» **TASK REQUIREMENTS**: Lift every line from the entries that includes the word "ZetaPhi".

» **EXTRACTED MATERIAL**:
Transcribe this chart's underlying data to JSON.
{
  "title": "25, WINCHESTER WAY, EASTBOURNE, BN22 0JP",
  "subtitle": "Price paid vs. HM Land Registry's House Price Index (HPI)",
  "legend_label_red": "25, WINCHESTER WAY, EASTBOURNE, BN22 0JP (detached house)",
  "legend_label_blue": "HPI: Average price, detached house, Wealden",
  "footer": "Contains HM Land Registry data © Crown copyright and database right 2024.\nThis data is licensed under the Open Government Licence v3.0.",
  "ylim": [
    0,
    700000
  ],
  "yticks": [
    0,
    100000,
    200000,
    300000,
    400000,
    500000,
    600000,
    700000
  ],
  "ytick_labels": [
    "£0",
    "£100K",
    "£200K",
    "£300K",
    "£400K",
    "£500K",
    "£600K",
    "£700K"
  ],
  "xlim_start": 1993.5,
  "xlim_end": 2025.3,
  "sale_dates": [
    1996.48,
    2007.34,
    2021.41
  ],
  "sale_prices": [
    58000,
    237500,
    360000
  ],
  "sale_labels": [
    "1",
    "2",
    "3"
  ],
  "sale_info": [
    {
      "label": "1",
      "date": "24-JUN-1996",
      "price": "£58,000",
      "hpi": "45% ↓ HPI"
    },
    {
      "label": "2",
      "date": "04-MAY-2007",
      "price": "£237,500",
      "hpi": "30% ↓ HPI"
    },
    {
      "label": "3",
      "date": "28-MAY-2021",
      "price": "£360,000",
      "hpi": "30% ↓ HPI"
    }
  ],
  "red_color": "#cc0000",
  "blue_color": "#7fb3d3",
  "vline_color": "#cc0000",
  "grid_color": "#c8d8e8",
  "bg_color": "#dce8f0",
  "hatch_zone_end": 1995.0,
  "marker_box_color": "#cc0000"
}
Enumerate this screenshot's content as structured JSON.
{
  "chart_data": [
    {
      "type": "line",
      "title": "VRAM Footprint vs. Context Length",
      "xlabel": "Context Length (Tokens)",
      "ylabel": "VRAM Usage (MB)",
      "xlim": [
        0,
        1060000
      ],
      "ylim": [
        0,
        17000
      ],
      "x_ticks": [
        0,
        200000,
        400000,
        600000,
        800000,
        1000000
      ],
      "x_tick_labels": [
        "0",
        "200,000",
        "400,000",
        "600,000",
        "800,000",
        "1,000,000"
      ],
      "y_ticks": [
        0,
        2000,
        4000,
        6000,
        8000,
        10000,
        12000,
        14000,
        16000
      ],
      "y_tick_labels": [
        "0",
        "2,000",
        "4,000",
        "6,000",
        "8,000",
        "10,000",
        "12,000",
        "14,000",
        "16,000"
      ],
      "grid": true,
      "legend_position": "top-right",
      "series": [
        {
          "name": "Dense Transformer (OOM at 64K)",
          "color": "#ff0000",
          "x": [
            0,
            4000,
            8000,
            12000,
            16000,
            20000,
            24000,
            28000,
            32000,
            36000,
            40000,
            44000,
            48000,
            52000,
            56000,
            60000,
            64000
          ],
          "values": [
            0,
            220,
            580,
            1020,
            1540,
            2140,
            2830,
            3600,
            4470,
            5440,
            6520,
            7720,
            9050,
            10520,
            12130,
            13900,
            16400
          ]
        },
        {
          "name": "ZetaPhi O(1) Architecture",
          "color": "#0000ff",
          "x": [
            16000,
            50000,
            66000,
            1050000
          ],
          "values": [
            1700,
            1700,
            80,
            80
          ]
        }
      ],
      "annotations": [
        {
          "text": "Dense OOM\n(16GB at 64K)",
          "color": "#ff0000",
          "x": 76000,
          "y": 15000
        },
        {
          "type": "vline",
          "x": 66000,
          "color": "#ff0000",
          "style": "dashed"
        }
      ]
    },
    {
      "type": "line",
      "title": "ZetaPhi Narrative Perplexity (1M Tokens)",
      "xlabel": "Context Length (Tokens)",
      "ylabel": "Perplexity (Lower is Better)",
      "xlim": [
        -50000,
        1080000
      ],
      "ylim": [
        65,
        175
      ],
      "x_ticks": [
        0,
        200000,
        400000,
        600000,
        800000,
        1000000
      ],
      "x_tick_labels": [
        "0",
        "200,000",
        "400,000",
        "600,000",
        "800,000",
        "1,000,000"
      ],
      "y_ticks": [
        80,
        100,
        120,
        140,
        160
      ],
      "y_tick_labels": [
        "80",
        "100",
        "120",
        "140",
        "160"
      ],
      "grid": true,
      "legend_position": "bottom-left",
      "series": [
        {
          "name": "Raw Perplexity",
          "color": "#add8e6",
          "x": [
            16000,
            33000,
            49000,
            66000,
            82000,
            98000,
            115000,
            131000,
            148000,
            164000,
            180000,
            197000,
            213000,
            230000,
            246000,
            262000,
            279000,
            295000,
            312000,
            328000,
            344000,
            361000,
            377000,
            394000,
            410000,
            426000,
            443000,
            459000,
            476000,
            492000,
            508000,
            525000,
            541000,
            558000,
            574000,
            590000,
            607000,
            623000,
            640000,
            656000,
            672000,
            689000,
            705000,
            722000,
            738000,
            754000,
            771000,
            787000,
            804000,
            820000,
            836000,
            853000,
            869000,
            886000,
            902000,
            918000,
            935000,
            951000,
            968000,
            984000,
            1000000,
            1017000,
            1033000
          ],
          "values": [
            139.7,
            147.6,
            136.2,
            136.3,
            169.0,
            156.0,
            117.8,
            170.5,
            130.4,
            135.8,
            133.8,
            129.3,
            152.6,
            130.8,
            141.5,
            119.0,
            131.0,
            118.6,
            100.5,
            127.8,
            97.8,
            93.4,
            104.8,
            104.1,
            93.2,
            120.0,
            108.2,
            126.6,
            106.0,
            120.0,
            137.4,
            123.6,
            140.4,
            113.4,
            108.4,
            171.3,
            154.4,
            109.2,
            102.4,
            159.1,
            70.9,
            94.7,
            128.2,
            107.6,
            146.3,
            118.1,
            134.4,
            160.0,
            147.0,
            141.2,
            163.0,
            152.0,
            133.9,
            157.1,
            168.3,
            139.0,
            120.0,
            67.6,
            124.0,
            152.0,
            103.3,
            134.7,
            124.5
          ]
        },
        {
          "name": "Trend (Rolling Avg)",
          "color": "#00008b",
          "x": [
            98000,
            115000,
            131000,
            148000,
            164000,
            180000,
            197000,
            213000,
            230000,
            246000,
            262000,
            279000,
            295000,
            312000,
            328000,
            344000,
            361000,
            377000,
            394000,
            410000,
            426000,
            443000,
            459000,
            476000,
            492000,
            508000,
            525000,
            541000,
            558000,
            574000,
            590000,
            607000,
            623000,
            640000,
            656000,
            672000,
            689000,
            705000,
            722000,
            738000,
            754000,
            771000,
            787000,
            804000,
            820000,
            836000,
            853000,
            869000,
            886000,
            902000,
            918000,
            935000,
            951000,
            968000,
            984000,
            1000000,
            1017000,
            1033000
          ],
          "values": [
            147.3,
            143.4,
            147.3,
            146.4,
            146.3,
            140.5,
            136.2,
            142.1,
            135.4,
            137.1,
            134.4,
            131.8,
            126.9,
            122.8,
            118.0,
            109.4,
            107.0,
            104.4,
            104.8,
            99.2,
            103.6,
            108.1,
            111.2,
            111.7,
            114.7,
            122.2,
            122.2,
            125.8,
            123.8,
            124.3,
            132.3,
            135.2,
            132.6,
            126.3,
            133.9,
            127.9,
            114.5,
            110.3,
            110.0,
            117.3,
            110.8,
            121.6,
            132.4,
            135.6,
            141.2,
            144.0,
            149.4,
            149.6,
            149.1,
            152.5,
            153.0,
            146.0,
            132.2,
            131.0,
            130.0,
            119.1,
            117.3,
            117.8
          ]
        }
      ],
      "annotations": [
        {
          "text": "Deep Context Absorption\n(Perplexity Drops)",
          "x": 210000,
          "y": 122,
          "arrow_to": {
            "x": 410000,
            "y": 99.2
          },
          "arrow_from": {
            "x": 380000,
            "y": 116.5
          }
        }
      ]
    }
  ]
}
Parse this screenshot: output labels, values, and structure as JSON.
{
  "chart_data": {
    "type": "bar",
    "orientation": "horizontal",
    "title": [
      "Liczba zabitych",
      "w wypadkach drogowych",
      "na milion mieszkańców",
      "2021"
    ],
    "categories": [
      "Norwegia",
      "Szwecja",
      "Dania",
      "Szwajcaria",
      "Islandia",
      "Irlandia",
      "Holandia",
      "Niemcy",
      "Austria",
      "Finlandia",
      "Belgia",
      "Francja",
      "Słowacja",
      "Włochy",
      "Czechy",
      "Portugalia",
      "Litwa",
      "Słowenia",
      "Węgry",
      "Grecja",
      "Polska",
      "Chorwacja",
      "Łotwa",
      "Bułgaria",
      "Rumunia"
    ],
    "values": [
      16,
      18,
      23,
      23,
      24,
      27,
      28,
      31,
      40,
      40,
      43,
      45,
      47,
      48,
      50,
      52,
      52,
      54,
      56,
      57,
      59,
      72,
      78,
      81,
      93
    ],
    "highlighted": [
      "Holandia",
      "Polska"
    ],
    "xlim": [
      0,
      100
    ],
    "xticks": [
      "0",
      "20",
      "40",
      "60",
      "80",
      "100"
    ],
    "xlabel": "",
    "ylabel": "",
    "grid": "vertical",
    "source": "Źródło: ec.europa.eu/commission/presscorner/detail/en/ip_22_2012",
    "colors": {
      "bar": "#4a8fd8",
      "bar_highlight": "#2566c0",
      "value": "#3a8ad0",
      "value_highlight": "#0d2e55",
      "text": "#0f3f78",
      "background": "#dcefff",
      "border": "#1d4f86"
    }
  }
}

» **THE COMPLETED TASK**:
          "name": "ZetaPhi O(1) Architecture",
      "title": "ZetaPhi Narrative Perplexity (1M Tokens)",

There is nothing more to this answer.